Work instructions:
Retype the complete listing exactly as it appears.

Provided records:
----
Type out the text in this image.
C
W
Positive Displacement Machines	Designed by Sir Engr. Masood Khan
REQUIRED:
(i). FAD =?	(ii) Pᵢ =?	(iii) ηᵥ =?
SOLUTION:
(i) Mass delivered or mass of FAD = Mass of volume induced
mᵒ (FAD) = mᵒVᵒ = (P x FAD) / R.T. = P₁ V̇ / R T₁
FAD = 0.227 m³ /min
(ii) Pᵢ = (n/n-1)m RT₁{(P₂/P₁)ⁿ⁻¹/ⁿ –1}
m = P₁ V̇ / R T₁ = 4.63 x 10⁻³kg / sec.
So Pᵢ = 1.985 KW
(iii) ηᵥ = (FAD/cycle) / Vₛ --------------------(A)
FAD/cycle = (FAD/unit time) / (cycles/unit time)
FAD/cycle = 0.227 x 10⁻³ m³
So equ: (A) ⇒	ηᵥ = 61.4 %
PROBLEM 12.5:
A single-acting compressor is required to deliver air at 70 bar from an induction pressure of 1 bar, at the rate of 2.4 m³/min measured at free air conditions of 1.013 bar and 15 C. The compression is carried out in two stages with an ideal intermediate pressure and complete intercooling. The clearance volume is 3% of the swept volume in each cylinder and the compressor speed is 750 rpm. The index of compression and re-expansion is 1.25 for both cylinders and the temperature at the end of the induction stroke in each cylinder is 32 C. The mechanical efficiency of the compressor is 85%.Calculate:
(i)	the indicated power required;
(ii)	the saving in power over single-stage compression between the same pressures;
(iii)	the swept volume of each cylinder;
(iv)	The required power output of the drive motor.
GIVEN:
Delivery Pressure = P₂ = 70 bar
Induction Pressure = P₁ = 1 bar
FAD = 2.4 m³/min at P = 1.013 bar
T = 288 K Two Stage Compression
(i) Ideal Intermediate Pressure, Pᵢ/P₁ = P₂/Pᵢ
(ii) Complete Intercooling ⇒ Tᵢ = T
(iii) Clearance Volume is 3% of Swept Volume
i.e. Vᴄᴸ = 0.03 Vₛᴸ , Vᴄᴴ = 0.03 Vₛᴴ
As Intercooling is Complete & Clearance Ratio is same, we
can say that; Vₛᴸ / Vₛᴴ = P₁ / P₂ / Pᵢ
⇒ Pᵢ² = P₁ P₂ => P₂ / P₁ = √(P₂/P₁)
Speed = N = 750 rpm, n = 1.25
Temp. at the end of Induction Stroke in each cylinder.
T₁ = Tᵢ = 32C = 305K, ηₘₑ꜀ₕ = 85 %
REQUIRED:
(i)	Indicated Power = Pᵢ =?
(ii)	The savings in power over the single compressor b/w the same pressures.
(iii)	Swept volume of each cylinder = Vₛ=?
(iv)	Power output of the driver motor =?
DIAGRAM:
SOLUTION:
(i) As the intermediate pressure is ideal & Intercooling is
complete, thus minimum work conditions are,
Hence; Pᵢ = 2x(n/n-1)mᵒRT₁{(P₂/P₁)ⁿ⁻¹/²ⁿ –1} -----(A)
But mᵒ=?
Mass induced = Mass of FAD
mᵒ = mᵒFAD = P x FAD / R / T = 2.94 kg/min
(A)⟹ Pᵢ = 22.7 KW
----
Exercise output:
Type out the text in this image.
C
W
Positive Displacement Machines	Designed by Sir Engr. Masood Khan
REQUIRED:
(i). FAD =?	(ii) Pᵢ =?	(iii) ηᵥ =?
SOLUTION:
(i) Mass delivered or mass of FAD = Mass of volume induced
mᵒ (FAD) = mᵒVᵒ = (P x FAD) / R.T. = P₁ V̇ / R T₁
FAD = 0.227 m³ /min
(ii) Pᵢ = (n/n-1)m RT₁{(P₂/P₁)ⁿ⁻¹/ⁿ –1}
m = P₁ V̇ / R T₁ = 4.63 x 10⁻³kg / sec.
So Pᵢ = 1.985 KW
(iii) ηᵥ = (FAD/cycle) / Vₛ --------------------(A)
FAD/cycle = (FAD/unit time) / (cycles/unit time)
FAD/cycle = 0.227 x 10⁻³ m³
So equ: (A) ⇒	ηᵥ = 61.4 %
PROBLEM 12.5:
A single-acting compressor is required to deliver air at 70 bar from an induction pressure of 1 bar, at the rate of 2.4 m³/min measured at free air conditions of 1.013 bar and 15 C. The compression is carried out in two stages with an ideal intermediate pressure and complete intercooling. The clearance volume is 3% of the swept volume in each cylinder and the compressor speed is 750 rpm. The index of compression and re-expansion is 1.25 for both cylinders and the temperature at the end of the induction stroke in each cylinder is 32 C. The mechanical efficiency of the compressor is 85%.Calculate:
(i)	the indicated power required;
(ii)	the saving in power over single-stage compression between the same pressures;
(iii)	the swept volume of each cylinder;
(iv)	The required power output of the drive motor.
GIVEN:
Delivery Pressure = P₂ = 70 bar
Induction Pressure = P₁ = 1 bar
FAD = 2.4 m³/min at P = 1.013 bar
T = 288 K Two Stage Compression
(i) Ideal Intermediate Pressure, Pᵢ/P₁ = P₂/Pᵢ
(ii) Complete Intercooling ⇒ Tᵢ = T
(iii) Clearance Volume is 3% of Swept Volume
i.e. Vᴄᴸ = 0.03 Vₛᴸ , Vᴄᴴ = 0.03 Vₛᴴ
As Intercooling is Complete & Clearance Ratio is same, we
can say that; Vₛᴸ / Vₛᴴ = P₁ / P₂ / Pᵢ
⇒ Pᵢ² = P₁ P₂ => P₂ / P₁ = √(P₂/P₁)
Speed = N = 750 rpm, n = 1.25
Temp. at the end of Induction Stroke in each cylinder.
T₁ = Tᵢ = 32C = 305K, ηₘₑ꜀ₕ = 85 %
REQUIRED:
(i)	Indicated Power = Pᵢ =?
(ii)	The savings in power over the single compressor b/w the same pressures.
(iii)	Swept volume of each cylinder = Vₛ=?
(iv)	Power output of the driver motor =?
DIAGRAM:
SOLUTION:
(i) As the intermediate pressure is ideal & Intercooling is
complete, thus minimum work conditions are,
Hence; Pᵢ = 2x(n/n-1)mᵒRT₁{(P₂/P₁)ⁿ⁻¹/²ⁿ –1} -----(A)
But mᵒ=?
Mass induced = Mass of FAD
mᵒ = mᵒFAD = P x FAD / R / T = 2.94 kg/min
(A)⟹ Pᵢ = 22.7 KW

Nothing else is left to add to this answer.